* **REQUIRED WORK**: Below is a set of records; restate each one word for word.

[Dataset excerpts]
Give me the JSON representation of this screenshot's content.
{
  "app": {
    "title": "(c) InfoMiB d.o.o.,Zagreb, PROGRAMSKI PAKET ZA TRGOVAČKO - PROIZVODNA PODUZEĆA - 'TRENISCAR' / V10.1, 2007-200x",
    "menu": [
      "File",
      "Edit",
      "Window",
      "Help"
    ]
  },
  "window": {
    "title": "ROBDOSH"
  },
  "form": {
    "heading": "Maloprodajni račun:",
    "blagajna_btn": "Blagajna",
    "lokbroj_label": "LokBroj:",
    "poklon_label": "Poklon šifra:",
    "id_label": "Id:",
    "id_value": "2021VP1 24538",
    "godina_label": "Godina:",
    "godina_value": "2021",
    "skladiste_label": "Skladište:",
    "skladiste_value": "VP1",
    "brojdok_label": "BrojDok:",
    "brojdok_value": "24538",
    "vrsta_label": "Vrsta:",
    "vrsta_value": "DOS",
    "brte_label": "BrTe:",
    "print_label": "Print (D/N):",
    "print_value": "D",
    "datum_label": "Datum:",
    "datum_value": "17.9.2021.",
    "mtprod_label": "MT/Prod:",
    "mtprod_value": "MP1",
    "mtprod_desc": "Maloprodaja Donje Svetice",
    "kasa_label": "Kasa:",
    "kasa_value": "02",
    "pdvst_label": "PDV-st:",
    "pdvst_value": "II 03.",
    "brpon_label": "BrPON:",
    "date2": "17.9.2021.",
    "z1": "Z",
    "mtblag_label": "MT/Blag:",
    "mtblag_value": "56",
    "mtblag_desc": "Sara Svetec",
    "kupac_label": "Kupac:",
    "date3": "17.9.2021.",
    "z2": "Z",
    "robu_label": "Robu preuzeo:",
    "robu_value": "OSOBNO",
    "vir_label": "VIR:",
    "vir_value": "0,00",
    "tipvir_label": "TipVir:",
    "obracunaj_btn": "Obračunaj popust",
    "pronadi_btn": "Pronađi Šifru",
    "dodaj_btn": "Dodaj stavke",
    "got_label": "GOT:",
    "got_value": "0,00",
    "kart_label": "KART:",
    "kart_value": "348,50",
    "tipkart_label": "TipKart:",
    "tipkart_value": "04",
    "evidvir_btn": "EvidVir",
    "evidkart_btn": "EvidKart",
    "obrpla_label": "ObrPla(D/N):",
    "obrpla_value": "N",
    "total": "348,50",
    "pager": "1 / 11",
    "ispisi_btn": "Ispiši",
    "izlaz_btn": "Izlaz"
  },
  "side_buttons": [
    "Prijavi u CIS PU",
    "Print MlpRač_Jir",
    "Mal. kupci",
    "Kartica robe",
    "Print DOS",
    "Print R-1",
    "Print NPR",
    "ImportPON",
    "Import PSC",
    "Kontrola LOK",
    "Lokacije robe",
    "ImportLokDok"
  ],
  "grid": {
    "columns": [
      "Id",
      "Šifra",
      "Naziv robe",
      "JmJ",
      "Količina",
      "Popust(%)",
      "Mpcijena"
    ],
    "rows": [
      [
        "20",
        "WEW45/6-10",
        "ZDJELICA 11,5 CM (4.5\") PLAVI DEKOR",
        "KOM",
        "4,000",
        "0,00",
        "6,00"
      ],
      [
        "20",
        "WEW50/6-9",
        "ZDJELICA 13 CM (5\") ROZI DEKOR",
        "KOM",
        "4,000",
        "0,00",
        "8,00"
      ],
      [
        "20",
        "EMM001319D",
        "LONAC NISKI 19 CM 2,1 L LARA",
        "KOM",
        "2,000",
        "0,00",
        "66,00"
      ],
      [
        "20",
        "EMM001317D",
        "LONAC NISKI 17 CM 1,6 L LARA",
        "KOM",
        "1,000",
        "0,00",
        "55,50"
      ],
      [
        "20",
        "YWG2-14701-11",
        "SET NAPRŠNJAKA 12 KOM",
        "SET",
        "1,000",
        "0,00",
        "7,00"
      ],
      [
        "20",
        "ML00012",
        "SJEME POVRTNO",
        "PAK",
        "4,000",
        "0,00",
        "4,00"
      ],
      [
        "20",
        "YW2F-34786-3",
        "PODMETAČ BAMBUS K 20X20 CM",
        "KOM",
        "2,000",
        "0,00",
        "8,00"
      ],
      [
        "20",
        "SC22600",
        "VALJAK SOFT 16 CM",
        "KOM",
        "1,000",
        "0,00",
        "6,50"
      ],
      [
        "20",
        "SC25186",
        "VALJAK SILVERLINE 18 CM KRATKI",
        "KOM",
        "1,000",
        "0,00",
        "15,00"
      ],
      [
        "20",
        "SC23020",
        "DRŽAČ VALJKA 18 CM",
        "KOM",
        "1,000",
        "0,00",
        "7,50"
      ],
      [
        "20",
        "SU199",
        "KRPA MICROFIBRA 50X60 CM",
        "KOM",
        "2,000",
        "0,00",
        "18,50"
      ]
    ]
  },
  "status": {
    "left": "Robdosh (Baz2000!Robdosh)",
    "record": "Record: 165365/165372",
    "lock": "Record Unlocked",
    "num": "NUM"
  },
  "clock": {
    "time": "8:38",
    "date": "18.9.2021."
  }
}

* **CORRECT ANSWER**:
Give me the JSON representation of this screenshot's content.
{
  "app": {
    "title": "(c) InfoMiB d.o.o.,Zagreb, PROGRAMSKI PAKET ZA TRGOVAČKO - PROIZVODNA PODUZEĆA - 'TRENISCAR' / V10.1, 2007-200x",
    "menu": [
      "File",
      "Edit",
      "Window",
      "Help"
    ]
  },
  "window": {
    "title": "ROBDOSH"
  },
  "form": {
    "heading": "Maloprodajni račun:",
    "blagajna_btn": "Blagajna",
    "lokbroj_label": "LokBroj:",
    "poklon_label": "Poklon šifra:",
    "id_label": "Id:",
    "id_value": "2021VP1 24538",
    "godina_label": "Godina:",
    "godina_value": "2021",
    "skladiste_label": "Skladište:",
    "skladiste_value": "VP1",
    "brojdok_label": "BrojDok:",
    "brojdok_value": "24538",
    "vrsta_label": "Vrsta:",
    "vrsta_value": "DOS",
    "brte_label": "BrTe:",
    "print_label": "Print (D/N):",
    "print_value": "D",
    "datum_label": "Datum:",
    "datum_value": "17.9.2021.",
    "mtprod_label": "MT/Prod:",
    "mtprod_value": "MP1",
    "mtprod_desc": "Maloprodaja Donje Svetice",
    "kasa_label": "Kasa:",
    "kasa_value": "02",
    "pdvst_label": "PDV-st:",
    "pdvst_value": "II 03.",
    "brpon_label": "BrPON:",
    "date2": "17.9.2021.",
    "z1": "Z",
    "mtblag_label": "MT/Blag:",
    "mtblag_value": "56",
    "mtblag_desc": "Sara Svetec",
    "kupac_label": "Kupac:",
    "date3": "17.9.2021.",
    "z2": "Z",
    "robu_label": "Robu preuzeo:",
    "robu_value": "OSOBNO",
    "vir_label": "VIR:",
    "vir_value": "0,00",
    "tipvir_label": "TipVir:",
    "obracunaj_btn": "Obračunaj popust",
    "pronadi_btn": "Pronađi Šifru",
    "dodaj_btn": "Dodaj stavke",
    "got_label": "GOT:",
    "got_value": "0,00",
    "kart_label": "KART:",
    "kart_value": "348,50",
    "tipkart_label": "TipKart:",
    "tipkart_value": "04",
    "evidvir_btn": "EvidVir",
    "evidkart_btn": "EvidKart",
    "obrpla_label": "ObrPla(D/N):",
    "obrpla_value": "N",
    "total": "348,50",
    "pager": "1 / 11",
    "ispisi_btn": "Ispiši",
    "izlaz_btn": "Izlaz"
  },
  "side_buttons": [
    "Prijavi u CIS PU",
    "Print MlpRač_Jir",
    "Mal. kupci",
    "Kartica robe",
    "Print DOS",
    "Print R-1",
    "Print NPR",
    "ImportPON",
    "Import PSC",
    "Kontrola LOK",
    "Lokacije robe",
    "ImportLokDok"
  ],
  "grid": {
    "columns": [
      "Id",
      "Šifra",
      "Naziv robe",
      "JmJ",
      "Količina",
      "Popust(%)",
      "Mpcijena"
    ],
    "rows": [
      [
        "20",
        "WEW45/6-10",
        "ZDJELICA 11,5 CM (4.5\") PLAVI DEKOR",
        "KOM",
        "4,000",
        "0,00",
        "6,00"
      ],
      [
        "20",
        "WEW50/6-9",
        "ZDJELICA 13 CM (5\") ROZI DEKOR",
        "KOM",
        "4,000",
        "0,00",
        "8,00"
      ],
      [
        "20",
        "EMM001319D",
        "LONAC NISKI 19 CM 2,1 L LARA",
        "KOM",
        "2,000",
        "0,00",
        "66,00"
      ],
      [
        "20",
        "EMM001317D",
        "LONAC NISKI 17 CM 1,6 L LARA",
        "KOM",
        "1,000",
        "0,00",
        "55,50"
      ],
      [
        "20",
        "YWG2-14701-11",
        "SET NAPRŠNJAKA 12 KOM",
        "SET",
        "1,000",
        "0,00",
        "7,00"
      ],
      [
        "20",
        "ML00012",
        "SJEME POVRTNO",
        "PAK",
        "4,000",
        "0,00",
        "4,00"
      ],
      [
        "20",
        "YW2F-34786-3",
        "PODMETAČ BAMBUS K 20X20 CM",
        "KOM",
        "2,000",
        "0,00",
        "8,00"
      ],
      [
        "20",
        "SC22600",
        "VALJAK SOFT 16 CM",
        "KOM",
        "1,000",
        "0,00",
        "6,50"
      ],
      [
        "20",
        "SC25186",
        "VALJAK SILVERLINE 18 CM KRATKI",
        "KOM",
        "1,000",
        "0,00",
        "15,00"
      ],
      [
        "20",
        "SC23020",
        "DRŽAČ VALJKA 18 CM",
        "KOM",
        "1,000",
        "0,00",
        "7,50"
      ],
      [
        "20",
        "SU199",
        "KRPA MICROFIBRA 50X60 CM",
        "KOM",
        "2,000",
        "0,00",
        "18,50"
      ]
    ]
  },
  "status": {
    "left": "Robdosh (Baz2000!Robdosh)",
    "record": "Record: 165365/165372",
    "lock": "Record Unlocked",
    "num": "NUM"
  },
  "clock": {
    "time": "8:38",
    "date": "18.9.2021."
  }
}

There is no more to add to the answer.